--- start of Dataset extract ---
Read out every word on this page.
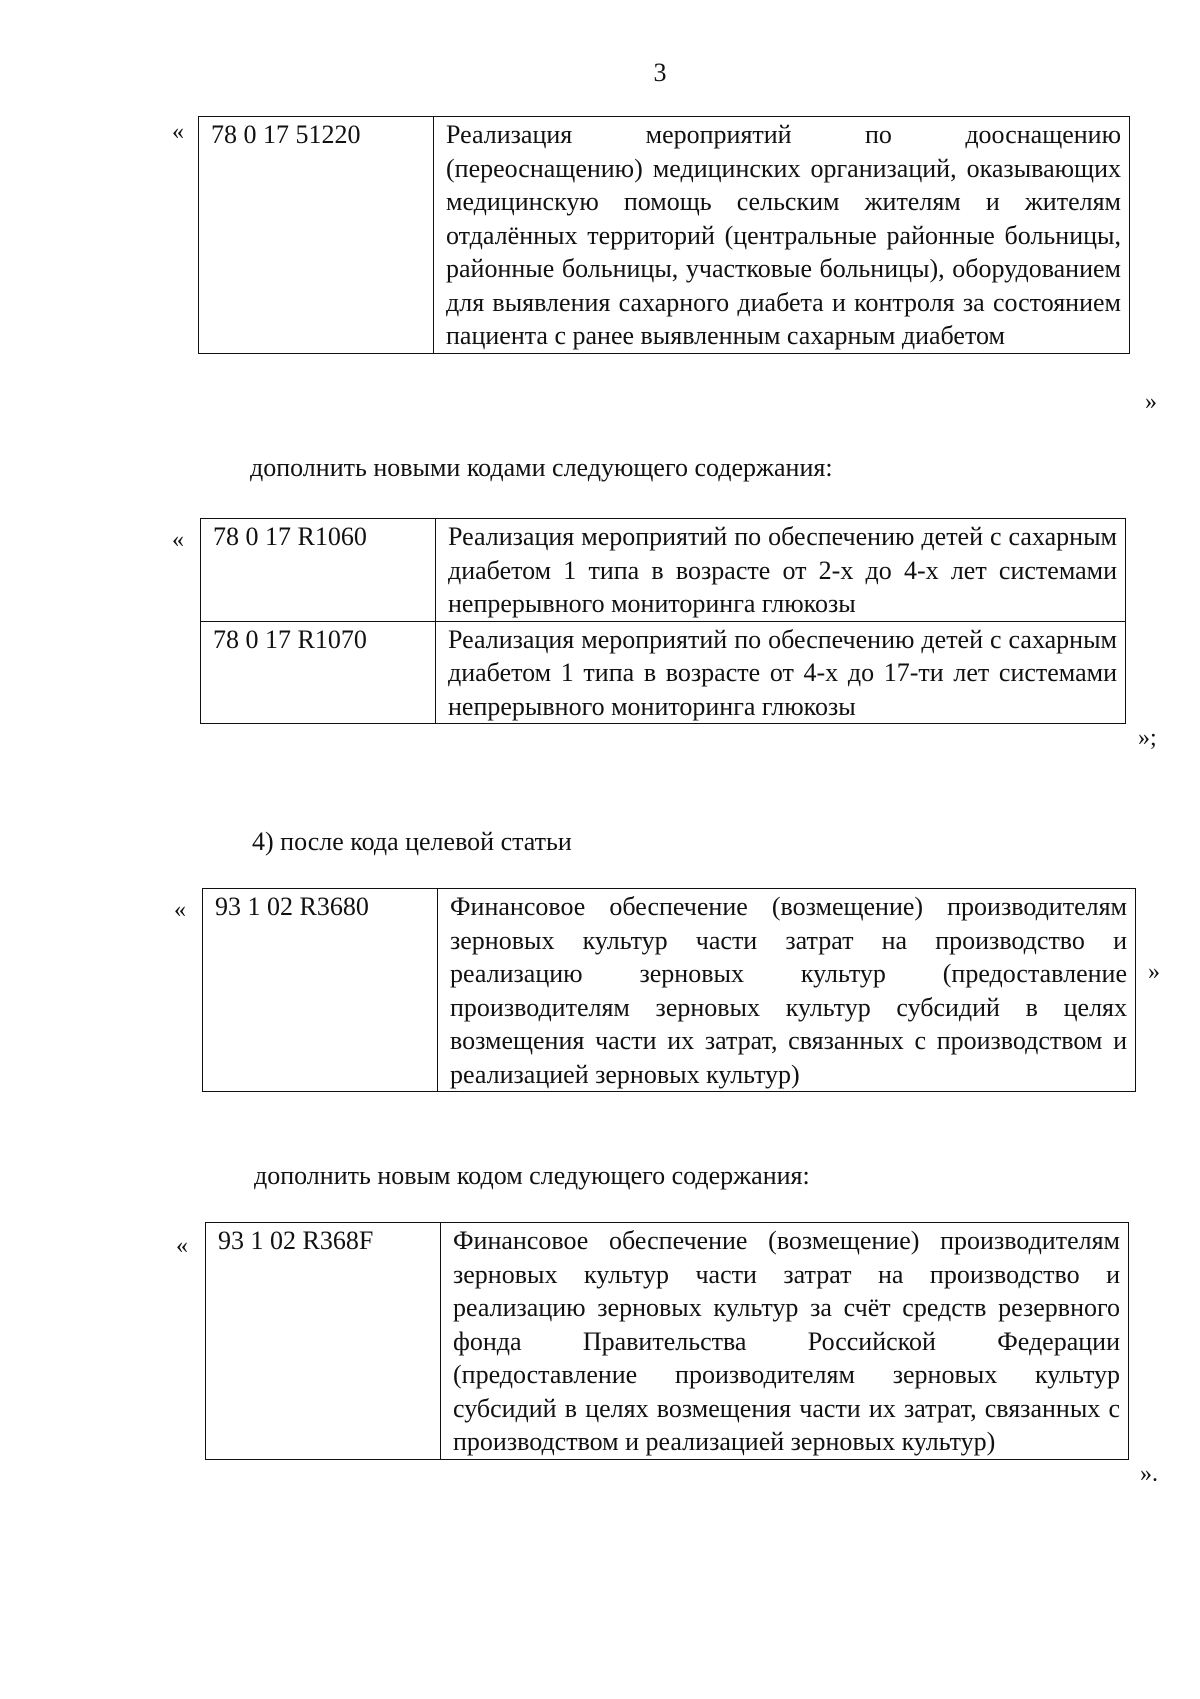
3
« 78 0 17 51220	Реализация мероприятий по дооснащению (переоснащению) медицинских организаций, оказывающих медицинскую помощь сельским жителям и жителям отдалённых территорий (центральные районные больницы, районные больницы, участковые больницы), оборудованием для выявления сахарного диабета и контроля за состоянием пациента с ранее выявленным сахарным диабетом
»
дополнить новыми кодами следующего содержания:
« 78 0 17 R1060	Реализация мероприятий по обеспечению детей с сахарным диабетом 1 типа в возрасте от 2-х до 4-х лет системами непрерывного мониторинга глюкозы
78 0 17 R1070	Реализация мероприятий по обеспечению детей с сахарным диабетом 1 типа в возрасте от 4-х до 17-ти лет системами непрерывного мониторинга глюкозы
»;
4) после кода целевой статьи
« 93 1 02 R3680	Финансовое обеспечение (возмещение) производителям зерновых культур части затрат на производство и реализацию зерновых культур (предоставление производителям зерновых культур субсидий в целях возмещения части их затрат, связанных с производством и реализацией зерновых культур)
»
дополнить новым кодом следующего содержания:
« 93 1 02 R368F	Финансовое обеспечение (возмещение) производителям зерновых культур части затрат на производство и реализацию зерновых культур за счёт средств резервного фонда Правительства Российской Федерации (предоставление производителям зерновых культур субсидий в целях возмещения части их затрат, связанных с производством и реализацией зерновых культур)
».
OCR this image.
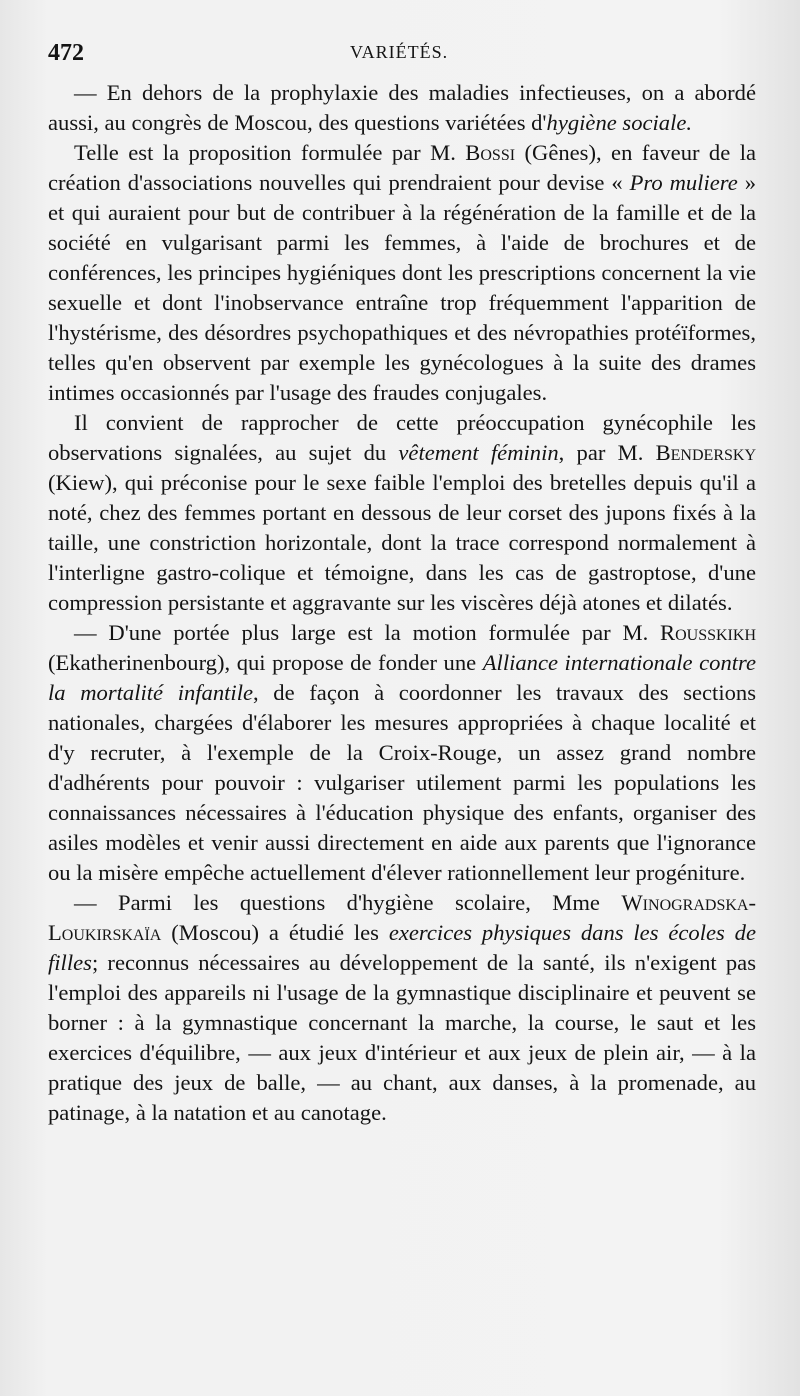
472	VARIÉTÉS.

— En dehors de la prophylaxie des maladies infectieuses, on a abordé aussi, au congrès de Moscou, des questions variétées d'hygiène sociale.

Telle est la proposition formulée par M. Bossi (Gênes), en faveur de la création d'associations nouvelles qui prendraient pour devise « Pro muliere » et qui auraient pour but de contribuer à la régénération de la famille et de la société en vulgarisant parmi les femmes, à l'aide de brochures et de conférences, les principes hygiéniques dont les prescriptions concernent la vie sexuelle et dont l'inobservance entraîne trop fréquemment l'apparition de l'hystérisme, des désordres psychopathiques et des névropathies protéïformes, telles qu'en observent par exemple les gynécologues à la suite des drames intimes occasionnés par l'usage des fraudes conjugales.

Il convient de rapprocher de cette préoccupation gynécophile les observations signalées, au sujet du vêtement féminin, par M. Bendersky (Kiew), qui préconise pour le sexe faible l'emploi des bretelles depuis qu'il a noté, chez des femmes portant en dessous de leur corset des jupons fixés à la taille, une constriction horizontale, dont la trace correspond normalement à l'interligne gastro-colique et témoigne, dans les cas de gastroptose, d'une compression persistante et aggravante sur les viscères déjà atones et dilatés.

— D'une portée plus large est la motion formulée par M. Rousskikh (Ekatherinenbourg), qui propose de fonder une Alliance internationale contre la mortalité infantile, de façon à coordonner les travaux des sections nationales, chargées d'élaborer les mesures appropriées à chaque localité et d'y recruter, à l'exemple de la Croix-Rouge, un assez grand nombre d'adhérents pour pouvoir : vulgariser utilement parmi les populations les connaissances nécessaires à l'éducation physique des enfants, organiser des asiles modèles et venir aussi directement en aide aux parents que l'ignorance ou la misère empêche actuellement d'élever rationnellement leur progéniture.

— Parmi les questions d'hygiène scolaire, Mme Winogradska-Loukirskaïa (Moscou) a étudié les exercices physiques dans les écoles de filles; reconnus nécessaires au développement de la santé, ils n'exigent pas l'emploi des appareils ni l'usage de la gymnastique disciplinaire et peuvent se borner : à la gymnastique concernant la marche, la course, le saut et les exercices d'équilibre, — aux jeux d'intérieur et aux jeux de plein air, — à la pratique des jeux de balle, — au chant, aux danses, à la promenade, au patinage, à la natation et au canotage.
--- end of Dataset extract ---
--- Exercise aim ---
Wherever a line in the data above holds "системами", copy that line.

--- The reply ---
« 78 0 17 R1060	Реализация мероприятий по обеспечению детей с сахарным диабетом 1 типа в возрасте от 2-х до 4-х лет системами непрерывного мониторинга глюкозы
78 0 17 R1070	Реализация мероприятий по обеспечению детей с сахарным диабетом 1 типа в возрасте от 4-х до 17-ти лет системами непрерывного мониторинга глюкозы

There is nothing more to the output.